The task:
Please output the records below in full, exactly as given, but without the images.

Record set:
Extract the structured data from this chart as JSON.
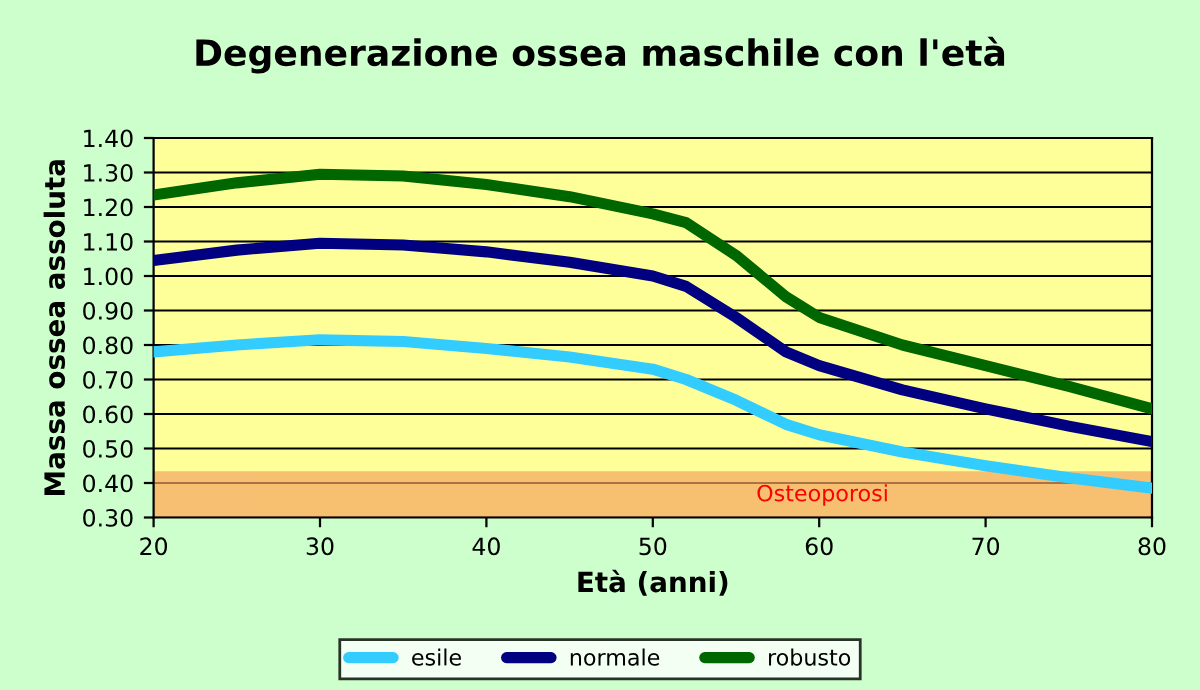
{
  "chart_data": {
    "type": "line",
    "title": "Degenerazione ossea maschile con l'età",
    "xlabel": "Età (anni)",
    "ylabel": "Massa ossea assoluta",
    "x": [
      20,
      25,
      30,
      35,
      40,
      45,
      50,
      52,
      55,
      58,
      60,
      65,
      70,
      75,
      80
    ],
    "series": [
      {
        "name": "esile",
        "color": "#33ccff",
        "values": [
          0.78,
          0.8,
          0.815,
          0.81,
          0.79,
          0.765,
          0.73,
          0.7,
          0.64,
          0.57,
          0.54,
          0.49,
          0.45,
          0.415,
          0.385
        ]
      },
      {
        "name": "normale",
        "color": "#000080",
        "values": [
          1.045,
          1.075,
          1.095,
          1.09,
          1.07,
          1.04,
          1.0,
          0.97,
          0.88,
          0.78,
          0.74,
          0.67,
          0.615,
          0.565,
          0.52
        ]
      },
      {
        "name": "robusto",
        "color": "#006600",
        "values": [
          1.235,
          1.27,
          1.295,
          1.29,
          1.265,
          1.23,
          1.18,
          1.155,
          1.06,
          0.94,
          0.88,
          0.8,
          0.74,
          0.68,
          0.615
        ]
      }
    ],
    "xlim": [
      20,
      80
    ],
    "xticks": [
      20,
      30,
      40,
      50,
      60,
      70,
      80
    ],
    "ylim": [
      0.3,
      1.4
    ],
    "yticks": [
      {
        "value": 0.3,
        "label": "0.30"
      },
      {
        "value": 0.4,
        "label": "0.40"
      },
      {
        "value": 0.5,
        "label": "0.50"
      },
      {
        "value": 0.6,
        "label": "0.60"
      },
      {
        "value": 0.7,
        "label": "0.70"
      },
      {
        "value": 0.8,
        "label": "0.80"
      },
      {
        "value": 0.9,
        "label": "0.90"
      },
      {
        "value": 1.0,
        "label": "1.00"
      },
      {
        "value": 1.1,
        "label": "1.10"
      },
      {
        "value": 1.2,
        "label": "1.20"
      },
      {
        "value": 1.3,
        "label": "1.30"
      },
      {
        "value": 1.4,
        "label": "1.40"
      }
    ],
    "bands": [
      {
        "axis": "y",
        "from": 0.3,
        "to": 0.43,
        "label": "Osteoporosi",
        "color": "#f4a460"
      }
    ],
    "grid": "y",
    "legend": "bottom",
    "marker": "none",
    "line_style": "solid"
  }
}
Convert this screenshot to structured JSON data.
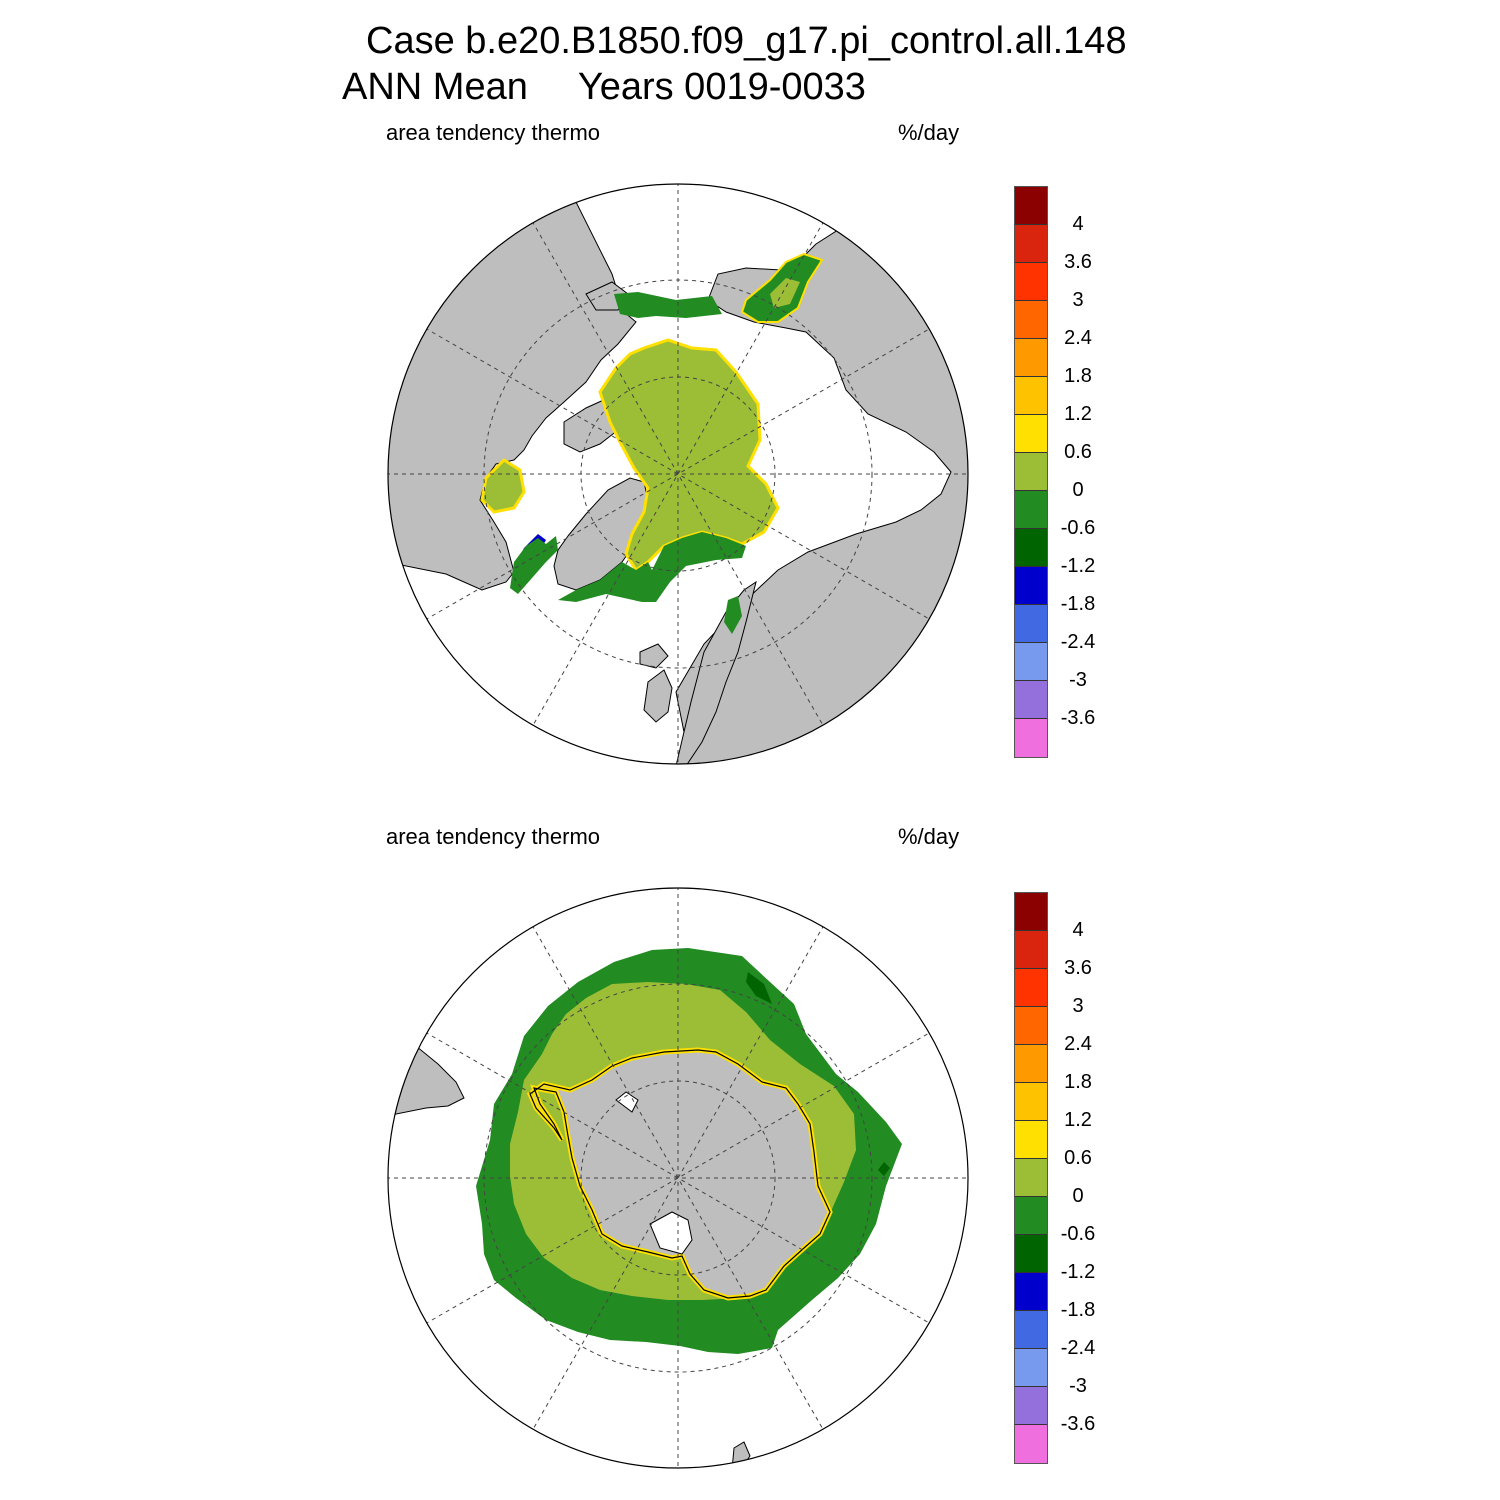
{
  "figure": {
    "case_line": "Case b.e20.B1850.f09_g17.pi_control.all.148",
    "period_label": "ANN Mean",
    "years_label": "Years 0019-0033"
  },
  "panels": [
    {
      "id": "north",
      "variable": "area tendency thermo",
      "units": "%/day"
    },
    {
      "id": "south",
      "variable": "area tendency thermo",
      "units": "%/day"
    }
  ],
  "colorbar": {
    "colors": [
      "#8b0000",
      "#d9240e",
      "#ff3300",
      "#ff6600",
      "#ff9900",
      "#ffc200",
      "#ffe000",
      "#9cbe37",
      "#228b22",
      "#006400",
      "#0000cd",
      "#4169e1",
      "#7799ee",
      "#9370db",
      "#ee6fdd"
    ],
    "tick_labels": [
      "4",
      "3.6",
      "3",
      "2.4",
      "1.8",
      "1.2",
      "0.6",
      "0",
      "-0.6",
      "-1.2",
      "-1.8",
      "-2.4",
      "-3",
      "-3.6"
    ]
  },
  "map_colors": {
    "land": "#bebebe",
    "ocean": "#ffffff",
    "grid": "#444444"
  }
}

Written solution:
Extract the structured data from this chart as JSON.
{
  "chart_data": {
    "type": "line",
    "title": "Degenerazione ossea maschile con l'età",
    "xlabel": "Età (anni)",
    "ylabel": "Massa ossea assoluta",
    "x": [
      20,
      25,
      30,
      35,
      40,
      45,
      50,
      52,
      55,
      58,
      60,
      65,
      70,
      75,
      80
    ],
    "series": [
      {
        "name": "esile",
        "color": "#33ccff",
        "values": [
          0.78,
          0.8,
          0.815,
          0.81,
          0.79,
          0.765,
          0.73,
          0.7,
          0.64,
          0.57,
          0.54,
          0.49,
          0.45,
          0.415,
          0.385
        ]
      },
      {
        "name": "normale",
        "color": "#000080",
        "values": [
          1.045,
          1.075,
          1.095,
          1.09,
          1.07,
          1.04,
          1.0,
          0.97,
          0.88,
          0.78,
          0.74,
          0.67,
          0.615,
          0.565,
          0.52
        ]
      },
      {
        "name": "robusto",
        "color": "#006600",
        "values": [
          1.235,
          1.27,
          1.295,
          1.29,
          1.265,
          1.23,
          1.18,
          1.155,
          1.06,
          0.94,
          0.88,
          0.8,
          0.74,
          0.68,
          0.615
        ]
      }
    ],
    "xlim": [
      20,
      80
    ],
    "xticks": [
      20,
      30,
      40,
      50,
      60,
      70,
      80
    ],
    "ylim": [
      0.3,
      1.4
    ],
    "yticks": [
      {
        "value": 0.3,
        "label": "0.30"
      },
      {
        "value": 0.4,
        "label": "0.40"
      },
      {
        "value": 0.5,
        "label": "0.50"
      },
      {
        "value": 0.6,
        "label": "0.60"
      },
      {
        "value": 0.7,
        "label": "0.70"
      },
      {
        "value": 0.8,
        "label": "0.80"
      },
      {
        "value": 0.9,
        "label": "0.90"
      },
      {
        "value": 1.0,
        "label": "1.00"
      },
      {
        "value": 1.1,
        "label": "1.10"
      },
      {
        "value": 1.2,
        "label": "1.20"
      },
      {
        "value": 1.3,
        "label": "1.30"
      },
      {
        "value": 1.4,
        "label": "1.40"
      }
    ],
    "bands": [
      {
        "axis": "y",
        "from": 0.3,
        "to": 0.43,
        "label": "Osteoporosi",
        "color": "#f4a460"
      }
    ],
    "grid": "y",
    "legend": "bottom",
    "marker": "none",
    "line_style": "solid"
  }
}
Convert this screenshot to structured JSON data.
{
  "figure": {
    "case_line": "Case b.e20.B1850.f09_g17.pi_control.all.148",
    "period_label": "ANN Mean",
    "years_label": "Years 0019-0033"
  },
  "panels": [
    {
      "id": "north",
      "variable": "area tendency thermo",
      "units": "%/day"
    },
    {
      "id": "south",
      "variable": "area tendency thermo",
      "units": "%/day"
    }
  ],
  "colorbar": {
    "colors": [
      "#8b0000",
      "#d9240e",
      "#ff3300",
      "#ff6600",
      "#ff9900",
      "#ffc200",
      "#ffe000",
      "#9cbe37",
      "#228b22",
      "#006400",
      "#0000cd",
      "#4169e1",
      "#7799ee",
      "#9370db",
      "#ee6fdd"
    ],
    "tick_labels": [
      "4",
      "3.6",
      "3",
      "2.4",
      "1.8",
      "1.2",
      "0.6",
      "0",
      "-0.6",
      "-1.2",
      "-1.8",
      "-2.4",
      "-3",
      "-3.6"
    ]
  },
  "map_colors": {
    "land": "#bebebe",
    "ocean": "#ffffff",
    "grid": "#444444"
  }
}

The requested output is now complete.